(Data entries)

○ ○ ○ ○

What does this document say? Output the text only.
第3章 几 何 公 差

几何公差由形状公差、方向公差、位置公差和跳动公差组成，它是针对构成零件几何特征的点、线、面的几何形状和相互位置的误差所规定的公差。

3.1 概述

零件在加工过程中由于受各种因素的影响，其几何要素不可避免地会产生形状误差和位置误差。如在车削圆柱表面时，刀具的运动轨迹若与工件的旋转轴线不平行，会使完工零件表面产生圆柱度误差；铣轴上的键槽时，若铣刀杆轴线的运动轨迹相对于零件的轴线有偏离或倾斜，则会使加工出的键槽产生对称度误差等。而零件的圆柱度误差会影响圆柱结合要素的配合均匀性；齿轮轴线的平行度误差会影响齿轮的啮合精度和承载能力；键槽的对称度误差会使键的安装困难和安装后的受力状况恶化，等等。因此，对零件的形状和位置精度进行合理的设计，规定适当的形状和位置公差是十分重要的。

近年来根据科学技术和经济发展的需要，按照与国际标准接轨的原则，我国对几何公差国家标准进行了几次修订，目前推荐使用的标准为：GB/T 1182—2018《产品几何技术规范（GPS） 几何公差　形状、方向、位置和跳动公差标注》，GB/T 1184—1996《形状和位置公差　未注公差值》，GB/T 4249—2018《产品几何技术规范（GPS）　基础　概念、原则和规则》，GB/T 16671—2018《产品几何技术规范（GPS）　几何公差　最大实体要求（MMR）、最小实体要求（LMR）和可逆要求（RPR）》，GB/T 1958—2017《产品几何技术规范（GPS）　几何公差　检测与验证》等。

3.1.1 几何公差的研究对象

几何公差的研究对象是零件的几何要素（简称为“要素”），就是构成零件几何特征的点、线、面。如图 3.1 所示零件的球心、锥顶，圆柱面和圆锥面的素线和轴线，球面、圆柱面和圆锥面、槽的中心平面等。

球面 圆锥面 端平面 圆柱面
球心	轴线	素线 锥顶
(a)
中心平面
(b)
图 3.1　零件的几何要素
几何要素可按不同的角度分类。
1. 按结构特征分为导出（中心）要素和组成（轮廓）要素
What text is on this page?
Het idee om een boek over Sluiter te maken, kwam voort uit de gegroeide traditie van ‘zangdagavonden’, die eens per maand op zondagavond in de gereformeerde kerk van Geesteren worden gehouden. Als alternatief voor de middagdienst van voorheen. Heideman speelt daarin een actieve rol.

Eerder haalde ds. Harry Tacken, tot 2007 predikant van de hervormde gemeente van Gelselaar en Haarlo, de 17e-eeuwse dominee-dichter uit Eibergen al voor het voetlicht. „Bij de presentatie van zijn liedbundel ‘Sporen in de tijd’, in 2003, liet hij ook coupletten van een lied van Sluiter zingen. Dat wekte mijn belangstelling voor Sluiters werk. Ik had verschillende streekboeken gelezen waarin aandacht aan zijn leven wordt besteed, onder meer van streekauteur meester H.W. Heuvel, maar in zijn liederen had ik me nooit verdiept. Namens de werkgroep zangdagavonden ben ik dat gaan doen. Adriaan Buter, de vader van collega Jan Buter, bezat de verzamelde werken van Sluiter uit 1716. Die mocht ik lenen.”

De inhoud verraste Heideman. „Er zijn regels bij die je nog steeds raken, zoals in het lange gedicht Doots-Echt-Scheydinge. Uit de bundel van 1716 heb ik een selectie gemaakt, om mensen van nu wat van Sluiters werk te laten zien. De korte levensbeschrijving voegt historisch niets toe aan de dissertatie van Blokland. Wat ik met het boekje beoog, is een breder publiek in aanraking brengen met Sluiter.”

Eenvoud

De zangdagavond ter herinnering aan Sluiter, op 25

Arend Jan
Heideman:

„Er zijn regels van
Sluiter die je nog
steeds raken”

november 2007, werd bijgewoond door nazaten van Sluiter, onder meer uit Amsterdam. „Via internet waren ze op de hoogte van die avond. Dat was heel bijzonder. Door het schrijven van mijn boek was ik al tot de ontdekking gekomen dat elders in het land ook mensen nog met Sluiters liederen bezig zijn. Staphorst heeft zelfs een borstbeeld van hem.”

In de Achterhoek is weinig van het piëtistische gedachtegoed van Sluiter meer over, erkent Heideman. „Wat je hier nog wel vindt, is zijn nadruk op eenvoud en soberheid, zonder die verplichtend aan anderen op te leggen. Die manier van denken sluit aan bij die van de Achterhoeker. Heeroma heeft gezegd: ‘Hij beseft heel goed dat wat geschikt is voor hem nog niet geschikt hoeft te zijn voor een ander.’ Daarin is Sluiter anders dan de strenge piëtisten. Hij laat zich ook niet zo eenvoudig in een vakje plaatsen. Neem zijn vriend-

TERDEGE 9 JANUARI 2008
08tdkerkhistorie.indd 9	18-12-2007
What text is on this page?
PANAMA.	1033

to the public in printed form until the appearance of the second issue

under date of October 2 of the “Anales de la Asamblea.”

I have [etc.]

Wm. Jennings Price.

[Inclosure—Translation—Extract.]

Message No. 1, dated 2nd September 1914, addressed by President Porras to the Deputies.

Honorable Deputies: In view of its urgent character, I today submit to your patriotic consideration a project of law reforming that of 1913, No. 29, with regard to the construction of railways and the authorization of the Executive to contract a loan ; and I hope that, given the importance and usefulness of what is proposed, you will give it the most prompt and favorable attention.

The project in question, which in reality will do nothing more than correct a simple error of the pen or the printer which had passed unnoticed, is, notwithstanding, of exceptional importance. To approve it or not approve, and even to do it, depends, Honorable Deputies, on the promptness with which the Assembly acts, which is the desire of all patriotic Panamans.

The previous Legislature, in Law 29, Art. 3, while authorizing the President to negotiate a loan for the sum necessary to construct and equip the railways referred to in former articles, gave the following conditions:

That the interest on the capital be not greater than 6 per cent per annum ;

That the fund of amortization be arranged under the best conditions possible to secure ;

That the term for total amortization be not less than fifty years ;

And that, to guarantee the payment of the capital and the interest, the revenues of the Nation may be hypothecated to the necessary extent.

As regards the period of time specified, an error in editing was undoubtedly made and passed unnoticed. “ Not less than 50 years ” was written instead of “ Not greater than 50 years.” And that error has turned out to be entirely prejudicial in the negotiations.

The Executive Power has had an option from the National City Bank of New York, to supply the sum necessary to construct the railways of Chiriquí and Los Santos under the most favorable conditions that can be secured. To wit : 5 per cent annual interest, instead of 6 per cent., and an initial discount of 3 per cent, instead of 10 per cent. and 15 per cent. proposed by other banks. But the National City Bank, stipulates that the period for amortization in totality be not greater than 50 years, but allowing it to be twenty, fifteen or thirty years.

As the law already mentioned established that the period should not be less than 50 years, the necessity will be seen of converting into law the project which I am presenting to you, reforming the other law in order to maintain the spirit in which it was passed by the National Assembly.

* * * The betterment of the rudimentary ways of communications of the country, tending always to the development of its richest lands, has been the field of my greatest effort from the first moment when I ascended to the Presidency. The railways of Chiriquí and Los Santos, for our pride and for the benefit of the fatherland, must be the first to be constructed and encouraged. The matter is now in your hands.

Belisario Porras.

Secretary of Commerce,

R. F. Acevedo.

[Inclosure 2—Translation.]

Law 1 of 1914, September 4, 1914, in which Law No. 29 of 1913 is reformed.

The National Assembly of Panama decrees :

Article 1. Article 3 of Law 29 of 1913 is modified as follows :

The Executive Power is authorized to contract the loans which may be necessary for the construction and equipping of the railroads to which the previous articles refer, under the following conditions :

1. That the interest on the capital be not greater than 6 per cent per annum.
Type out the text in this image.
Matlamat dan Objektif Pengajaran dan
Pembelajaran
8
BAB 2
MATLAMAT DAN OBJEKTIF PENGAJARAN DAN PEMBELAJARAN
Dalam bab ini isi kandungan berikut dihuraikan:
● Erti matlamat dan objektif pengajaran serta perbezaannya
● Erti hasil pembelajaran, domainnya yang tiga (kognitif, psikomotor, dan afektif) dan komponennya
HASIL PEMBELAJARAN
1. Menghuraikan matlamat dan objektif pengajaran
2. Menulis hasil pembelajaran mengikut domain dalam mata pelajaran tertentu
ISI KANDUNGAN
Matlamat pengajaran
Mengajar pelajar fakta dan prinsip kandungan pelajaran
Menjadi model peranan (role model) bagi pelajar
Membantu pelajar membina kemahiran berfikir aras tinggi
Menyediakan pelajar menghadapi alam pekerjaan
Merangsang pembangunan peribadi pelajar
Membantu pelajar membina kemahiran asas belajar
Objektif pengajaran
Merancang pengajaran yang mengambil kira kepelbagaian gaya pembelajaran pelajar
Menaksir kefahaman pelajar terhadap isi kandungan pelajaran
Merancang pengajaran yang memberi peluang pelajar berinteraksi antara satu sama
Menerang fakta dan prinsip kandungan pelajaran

○ ○ ○ ○

Stated task :: Count each line of the entries that holds the word "Membantu", then state the total and nothing more.

Output for this task :: 2